::: Material provided

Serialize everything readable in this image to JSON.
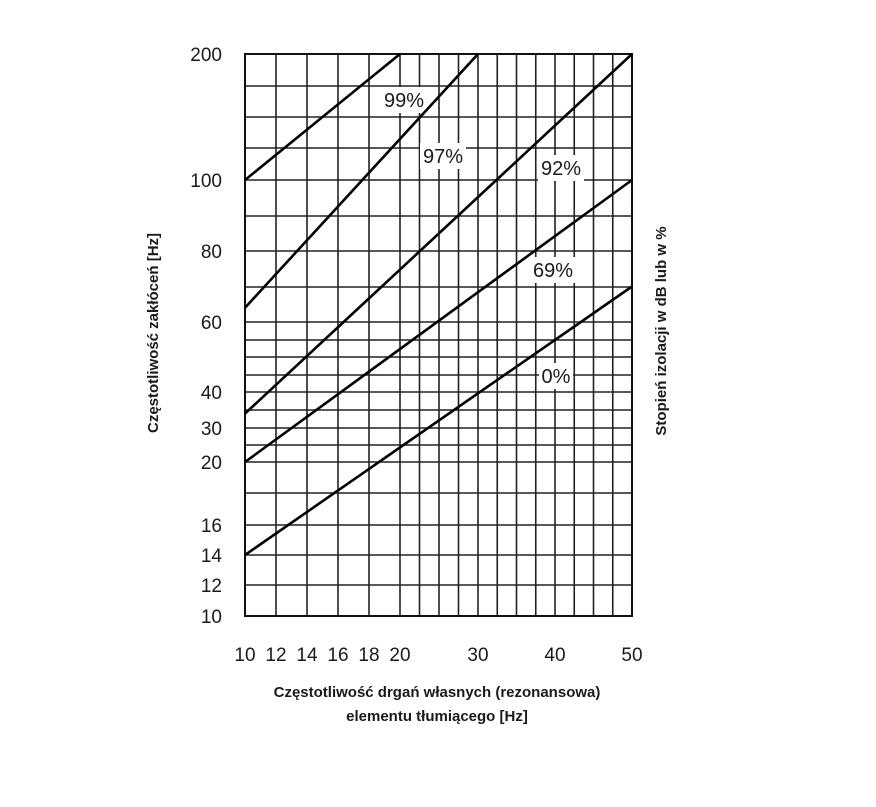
{
  "chart_data": {
    "type": "line",
    "xlabel_line1": "Częstotliwość drgań własnych (rezonansowa)",
    "xlabel_line2": "elementu tłumiącego [Hz]",
    "ylabel": "Częstotliwość zakłóceń [Hz]",
    "y2label": "Stopień izolacji w dB lub w %",
    "x_ticks": [
      "10",
      "12",
      "14",
      "16",
      "18",
      "20",
      "30",
      "40",
      "50"
    ],
    "y_ticks": [
      "10",
      "12",
      "14",
      "16",
      "20",
      "30",
      "40",
      "60",
      "80",
      "100",
      "200"
    ],
    "xlim": [
      10,
      50
    ],
    "ylim": [
      10,
      200
    ],
    "grid": true,
    "series": [
      {
        "name": "99%",
        "x": [
          10,
          20
        ],
        "y": [
          100,
          200
        ]
      },
      {
        "name": "97%",
        "x": [
          10,
          30
        ],
        "y": [
          64,
          200
        ]
      },
      {
        "name": "92%",
        "x": [
          10,
          50
        ],
        "y": [
          34,
          200
        ]
      },
      {
        "name": "69%",
        "x": [
          10,
          50
        ],
        "y": [
          20,
          100
        ]
      },
      {
        "name": "0%",
        "x": [
          10,
          50
        ],
        "y": [
          14,
          70
        ]
      }
    ]
  }
}
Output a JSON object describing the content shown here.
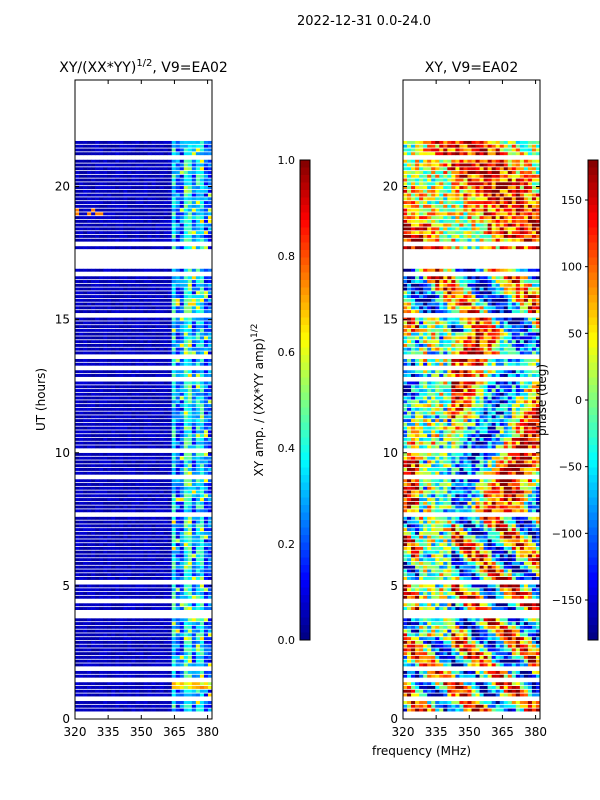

::::::

> _What the task asks_: Copy out the records above in full, exactly as written, but not the pictures.

> _Final result_:
Serialize everything readable in this image to JSON.
{
  "chart_data": {
    "type": "line",
    "xlabel_line1": "Częstotliwość drgań własnych (rezonansowa)",
    "xlabel_line2": "elementu tłumiącego [Hz]",
    "ylabel": "Częstotliwość zakłóceń [Hz]",
    "y2label": "Stopień izolacji w dB lub w %",
    "x_ticks": [
      "10",
      "12",
      "14",
      "16",
      "18",
      "20",
      "30",
      "40",
      "50"
    ],
    "y_ticks": [
      "10",
      "12",
      "14",
      "16",
      "20",
      "30",
      "40",
      "60",
      "80",
      "100",
      "200"
    ],
    "xlim": [
      10,
      50
    ],
    "ylim": [
      10,
      200
    ],
    "grid": true,
    "series": [
      {
        "name": "99%",
        "x": [
          10,
          20
        ],
        "y": [
          100,
          200
        ]
      },
      {
        "name": "97%",
        "x": [
          10,
          30
        ],
        "y": [
          64,
          200
        ]
      },
      {
        "name": "92%",
        "x": [
          10,
          50
        ],
        "y": [
          34,
          200
        ]
      },
      {
        "name": "69%",
        "x": [
          10,
          50
        ],
        "y": [
          20,
          100
        ]
      },
      {
        "name": "0%",
        "x": [
          10,
          50
        ],
        "y": [
          14,
          70
        ]
      }
    ]
  }
}
Output a JSON object describing the content shown here.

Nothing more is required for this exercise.